Structured figure records:
+++
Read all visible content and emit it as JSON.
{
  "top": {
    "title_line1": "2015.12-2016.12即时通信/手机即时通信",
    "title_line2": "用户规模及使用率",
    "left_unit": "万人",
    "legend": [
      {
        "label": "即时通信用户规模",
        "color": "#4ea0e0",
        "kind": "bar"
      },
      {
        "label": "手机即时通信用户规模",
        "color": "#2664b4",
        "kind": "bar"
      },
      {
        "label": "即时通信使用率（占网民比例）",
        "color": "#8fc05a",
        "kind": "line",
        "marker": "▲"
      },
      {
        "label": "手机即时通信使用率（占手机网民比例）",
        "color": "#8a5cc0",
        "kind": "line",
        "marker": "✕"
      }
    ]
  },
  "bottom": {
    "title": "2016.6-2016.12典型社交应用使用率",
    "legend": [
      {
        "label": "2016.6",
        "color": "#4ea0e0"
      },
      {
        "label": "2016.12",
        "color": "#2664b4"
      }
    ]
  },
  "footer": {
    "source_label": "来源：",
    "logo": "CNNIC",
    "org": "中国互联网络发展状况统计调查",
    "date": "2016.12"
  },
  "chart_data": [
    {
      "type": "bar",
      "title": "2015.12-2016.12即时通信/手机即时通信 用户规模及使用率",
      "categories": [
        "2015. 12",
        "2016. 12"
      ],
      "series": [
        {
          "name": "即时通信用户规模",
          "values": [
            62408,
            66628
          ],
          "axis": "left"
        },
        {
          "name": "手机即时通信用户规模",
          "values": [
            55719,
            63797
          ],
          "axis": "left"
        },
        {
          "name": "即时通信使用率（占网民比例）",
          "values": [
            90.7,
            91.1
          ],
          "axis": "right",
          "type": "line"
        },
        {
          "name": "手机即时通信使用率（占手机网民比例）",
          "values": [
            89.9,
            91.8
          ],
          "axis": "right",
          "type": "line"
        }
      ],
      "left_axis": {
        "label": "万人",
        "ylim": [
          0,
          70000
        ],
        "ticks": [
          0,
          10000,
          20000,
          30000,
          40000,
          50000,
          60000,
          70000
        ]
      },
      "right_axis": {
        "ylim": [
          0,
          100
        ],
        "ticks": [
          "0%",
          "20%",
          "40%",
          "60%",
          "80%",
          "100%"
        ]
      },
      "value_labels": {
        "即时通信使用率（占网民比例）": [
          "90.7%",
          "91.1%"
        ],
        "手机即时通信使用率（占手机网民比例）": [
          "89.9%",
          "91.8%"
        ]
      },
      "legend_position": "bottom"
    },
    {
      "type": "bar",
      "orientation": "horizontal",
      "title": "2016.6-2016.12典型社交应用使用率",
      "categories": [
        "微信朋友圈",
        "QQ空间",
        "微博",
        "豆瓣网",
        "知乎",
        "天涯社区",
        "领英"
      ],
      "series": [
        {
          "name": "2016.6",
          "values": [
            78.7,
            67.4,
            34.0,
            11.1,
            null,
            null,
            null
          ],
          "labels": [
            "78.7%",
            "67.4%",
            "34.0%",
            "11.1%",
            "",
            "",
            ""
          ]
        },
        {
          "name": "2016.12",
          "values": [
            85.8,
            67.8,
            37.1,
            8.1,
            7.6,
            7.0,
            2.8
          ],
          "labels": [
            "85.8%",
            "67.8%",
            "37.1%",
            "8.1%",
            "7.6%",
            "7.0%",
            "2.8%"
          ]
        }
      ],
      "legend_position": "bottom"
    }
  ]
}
+++
From the data above, show each line that contains "占手机网民比例".

● Result of the exercise
        "label": "手机即时通信使用率（占手机网民比例）",
          "name": "手机即时通信使用率（占手机网民比例）",
        "手机即时通信使用率（占手机网民比例）": [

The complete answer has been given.